* Short task:
Render the material again word for word, skipping the pictures in it.

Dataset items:
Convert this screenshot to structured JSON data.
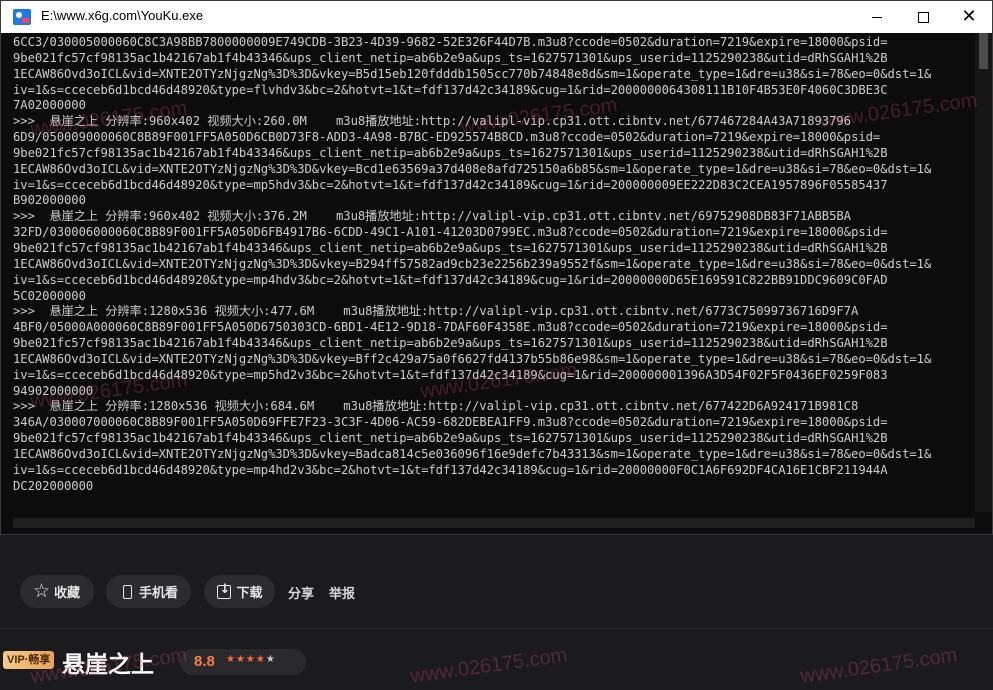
{
  "window": {
    "title": "E:\\www.x6g.com\\YouKu.exe",
    "minimize_glyph": "",
    "close_glyph": "✕"
  },
  "console": {
    "lines": [
      "6CC3/030005000060C8C3A98BB7800000009E749CDB-3B23-4D39-9682-52E326F44D7B.m3u8?ccode=0502&duration=7219&expire=18000&psid=",
      "9be021fc57cf98135ac1b42167ab1f4b43346&ups_client_netip=ab6b2e9a&ups_ts=1627571301&ups_userid=1125290238&utid=dRhSGAH1%2B",
      "1ECAW86Ovd3oICL&vid=XNTE2OTYzNjgzNg%3D%3D&vkey=B5d15eb120fdddb1505cc770b74848e8d&sm=1&operate_type=1&dre=u38&si=78&eo=0&dst=1&",
      "iv=1&s=cceceb6d1bcd46d48920&type=flvhdv3&bc=2&hotvt=1&t=fdf137d42c34189&cug=1&rid=2000000064308111B10F4B53E0F4060C3DBE3C",
      "7A02000000",
      ">>>  悬崖之上 分辨率:960x402 视频大小:260.0M    m3u8播放地址:http://valipl-vip.cp31.ott.cibntv.net/677467284A43A71893796",
      "6D9/050009000060C8B89F001FF5A050D6CB0D73F8-ADD3-4A98-B7BC-ED925574B8CD.m3u8?ccode=0502&duration=7219&expire=18000&psid=",
      "9be021fc57cf98135ac1b42167ab1f4b43346&ups_client_netip=ab6b2e9a&ups_ts=1627571301&ups_userid=1125290238&utid=dRhSGAH1%2B",
      "1ECAW86Ovd3oICL&vid=XNTE2OTYzNjgzNg%3D%3D&vkey=Bcd1e63569a37d408e8afd725150a6b85&sm=1&operate_type=1&dre=u38&si=78&eo=0&dst=1&",
      "iv=1&s=cceceb6d1bcd46d48920&type=mp5hdv3&bc=2&hotvt=1&t=fdf137d42c34189&cug=1&rid=200000009EE222D83C2CEA1957896F05585437",
      "B902000000",
      ">>>  悬崖之上 分辨率:960x402 视频大小:376.2M    m3u8播放地址:http://valipl-vip.cp31.ott.cibntv.net/69752908DB83F71ABB5BA",
      "32FD/030006000060C8B89F001FF5A050D6FB4917B6-6CDD-49C1-A101-41203D0799EC.m3u8?ccode=0502&duration=7219&expire=18000&psid=",
      "9be021fc57cf98135ac1b42167ab1f4b43346&ups_client_netip=ab6b2e9a&ups_ts=1627571301&ups_userid=1125290238&utid=dRhSGAH1%2B",
      "1ECAW86Ovd3oICL&vid=XNTE2OTYzNjgzNg%3D%3D&vkey=B294ff57582ad9cb23e2256b239a9552f&sm=1&operate_type=1&dre=u38&si=78&eo=0&dst=1&",
      "iv=1&s=cceceb6d1bcd46d48920&type=mp4hdv3&bc=2&hotvt=1&t=fdf137d42c34189&cug=1&rid=20000000D65E169591C822BB91DDC9609C0FAD",
      "5C02000000",
      ">>>  悬崖之上 分辨率:1280x536 视频大小:477.6M    m3u8播放地址:http://valipl-vip.cp31.ott.cibntv.net/6773C75099736716D9F7A",
      "4BF0/05000A000060C8B89F001FF5A050D6750303CD-6BD1-4E12-9D18-7DAF60F4358E.m3u8?ccode=0502&duration=7219&expire=18000&psid=",
      "9be021fc57cf98135ac1b42167ab1f4b43346&ups_client_netip=ab6b2e9a&ups_ts=1627571301&ups_userid=1125290238&utid=dRhSGAH1%2B",
      "1ECAW86Ovd3oICL&vid=XNTE2OTYzNjgzNg%3D%3D&vkey=Bff2c429a75a0f6627fd4137b55b86e98&sm=1&operate_type=1&dre=u38&si=78&eo=0&dst=1&",
      "iv=1&s=cceceb6d1bcd46d48920&type=mp5hd2v3&bc=2&hotvt=1&t=fdf137d42c34189&cug=1&rid=200000001396A3D54F02F5F0436EF0259F083",
      "94902000000",
      ">>>  悬崖之上 分辨率:1280x536 视频大小:684.6M    m3u8播放地址:http://valipl-vip.cp31.ott.cibntv.net/677422D6A924171B981C8",
      "346A/030007000060C8B89F001FF5A050D69FFE7F23-3C3F-4D06-AC59-682DEBEA1FF9.m3u8?ccode=0502&duration=7219&expire=18000&psid=",
      "9be021fc57cf98135ac1b42167ab1f4b43346&ups_client_netip=ab6b2e9a&ups_ts=1627571301&ups_userid=1125290238&utid=dRhSGAH1%2B",
      "1ECAW86Ovd3oICL&vid=XNTE2OTYzNjgzNg%3D%3D&vkey=Badca814c5e036096f16e9defc7b43313&sm=1&operate_type=1&dre=u38&si=78&eo=0&dst=1&",
      "iv=1&s=cceceb6d1bcd46d48920&type=mp4hd2v3&bc=2&hotvt=1&t=fdf137d42c34189&cug=1&rid=20000000F0C1A6F692DF4CA16E1CBF211944A",
      "DC202000000"
    ]
  },
  "actions": {
    "favorite": "收藏",
    "mobile": "手机看",
    "download": "下载",
    "share": "分享",
    "report": "举报"
  },
  "show": {
    "vip_badge": "VIP·畅享",
    "title": "悬崖之上",
    "score": "8.8",
    "stars_full": "★★★★",
    "stars_empty": "★"
  },
  "watermark": "www.026175.com",
  "colors": {
    "accent": "#ff7a3d",
    "vip_gold": "#e7a25a",
    "console_bg": "#0c0c0c",
    "console_fg": "#cccccc"
  }
}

* Response to the exercise:
Convert this screenshot to structured JSON data.
{
  "window": {
    "title": "E:\\www.x6g.com\\YouKu.exe",
    "minimize_glyph": "",
    "close_glyph": "✕"
  },
  "console": {
    "lines": [
      "6CC3/030005000060C8C3A98BB7800000009E749CDB-3B23-4D39-9682-52E326F44D7B.m3u8?ccode=0502&duration=7219&expire=18000&psid=",
      "9be021fc57cf98135ac1b42167ab1f4b43346&ups_client_netip=ab6b2e9a&ups_ts=1627571301&ups_userid=1125290238&utid=dRhSGAH1%2B",
      "1ECAW86Ovd3oICL&vid=XNTE2OTYzNjgzNg%3D%3D&vkey=B5d15eb120fdddb1505cc770b74848e8d&sm=1&operate_type=1&dre=u38&si=78&eo=0&dst=1&",
      "iv=1&s=cceceb6d1bcd46d48920&type=flvhdv3&bc=2&hotvt=1&t=fdf137d42c34189&cug=1&rid=2000000064308111B10F4B53E0F4060C3DBE3C",
      "7A02000000",
      ">>>  悬崖之上 分辨率:960x402 视频大小:260.0M    m3u8播放地址:http://valipl-vip.cp31.ott.cibntv.net/677467284A43A71893796",
      "6D9/050009000060C8B89F001FF5A050D6CB0D73F8-ADD3-4A98-B7BC-ED925574B8CD.m3u8?ccode=0502&duration=7219&expire=18000&psid=",
      "9be021fc57cf98135ac1b42167ab1f4b43346&ups_client_netip=ab6b2e9a&ups_ts=1627571301&ups_userid=1125290238&utid=dRhSGAH1%2B",
      "1ECAW86Ovd3oICL&vid=XNTE2OTYzNjgzNg%3D%3D&vkey=Bcd1e63569a37d408e8afd725150a6b85&sm=1&operate_type=1&dre=u38&si=78&eo=0&dst=1&",
      "iv=1&s=cceceb6d1bcd46d48920&type=mp5hdv3&bc=2&hotvt=1&t=fdf137d42c34189&cug=1&rid=200000009EE222D83C2CEA1957896F05585437",
      "B902000000",
      ">>>  悬崖之上 分辨率:960x402 视频大小:376.2M    m3u8播放地址:http://valipl-vip.cp31.ott.cibntv.net/69752908DB83F71ABB5BA",
      "32FD/030006000060C8B89F001FF5A050D6FB4917B6-6CDD-49C1-A101-41203D0799EC.m3u8?ccode=0502&duration=7219&expire=18000&psid=",
      "9be021fc57cf98135ac1b42167ab1f4b43346&ups_client_netip=ab6b2e9a&ups_ts=1627571301&ups_userid=1125290238&utid=dRhSGAH1%2B",
      "1ECAW86Ovd3oICL&vid=XNTE2OTYzNjgzNg%3D%3D&vkey=B294ff57582ad9cb23e2256b239a9552f&sm=1&operate_type=1&dre=u38&si=78&eo=0&dst=1&",
      "iv=1&s=cceceb6d1bcd46d48920&type=mp4hdv3&bc=2&hotvt=1&t=fdf137d42c34189&cug=1&rid=20000000D65E169591C822BB91DDC9609C0FAD",
      "5C02000000",
      ">>>  悬崖之上 分辨率:1280x536 视频大小:477.6M    m3u8播放地址:http://valipl-vip.cp31.ott.cibntv.net/6773C75099736716D9F7A",
      "4BF0/05000A000060C8B89F001FF5A050D6750303CD-6BD1-4E12-9D18-7DAF60F4358E.m3u8?ccode=0502&duration=7219&expire=18000&psid=",
      "9be021fc57cf98135ac1b42167ab1f4b43346&ups_client_netip=ab6b2e9a&ups_ts=1627571301&ups_userid=1125290238&utid=dRhSGAH1%2B",
      "1ECAW86Ovd3oICL&vid=XNTE2OTYzNjgzNg%3D%3D&vkey=Bff2c429a75a0f6627fd4137b55b86e98&sm=1&operate_type=1&dre=u38&si=78&eo=0&dst=1&",
      "iv=1&s=cceceb6d1bcd46d48920&type=mp5hd2v3&bc=2&hotvt=1&t=fdf137d42c34189&cug=1&rid=200000001396A3D54F02F5F0436EF0259F083",
      "94902000000",
      ">>>  悬崖之上 分辨率:1280x536 视频大小:684.6M    m3u8播放地址:http://valipl-vip.cp31.ott.cibntv.net/677422D6A924171B981C8",
      "346A/030007000060C8B89F001FF5A050D69FFE7F23-3C3F-4D06-AC59-682DEBEA1FF9.m3u8?ccode=0502&duration=7219&expire=18000&psid=",
      "9be021fc57cf98135ac1b42167ab1f4b43346&ups_client_netip=ab6b2e9a&ups_ts=1627571301&ups_userid=1125290238&utid=dRhSGAH1%2B",
      "1ECAW86Ovd3oICL&vid=XNTE2OTYzNjgzNg%3D%3D&vkey=Badca814c5e036096f16e9defc7b43313&sm=1&operate_type=1&dre=u38&si=78&eo=0&dst=1&",
      "iv=1&s=cceceb6d1bcd46d48920&type=mp4hd2v3&bc=2&hotvt=1&t=fdf137d42c34189&cug=1&rid=20000000F0C1A6F692DF4CA16E1CBF211944A",
      "DC202000000"
    ]
  },
  "actions": {
    "favorite": "收藏",
    "mobile": "手机看",
    "download": "下载",
    "share": "分享",
    "report": "举报"
  },
  "show": {
    "vip_badge": "VIP·畅享",
    "title": "悬崖之上",
    "score": "8.8",
    "stars_full": "★★★★",
    "stars_empty": "★"
  },
  "watermark": "www.026175.com",
  "colors": {
    "accent": "#ff7a3d",
    "vip_gold": "#e7a25a",
    "console_bg": "#0c0c0c",
    "console_fg": "#cccccc"
  }
}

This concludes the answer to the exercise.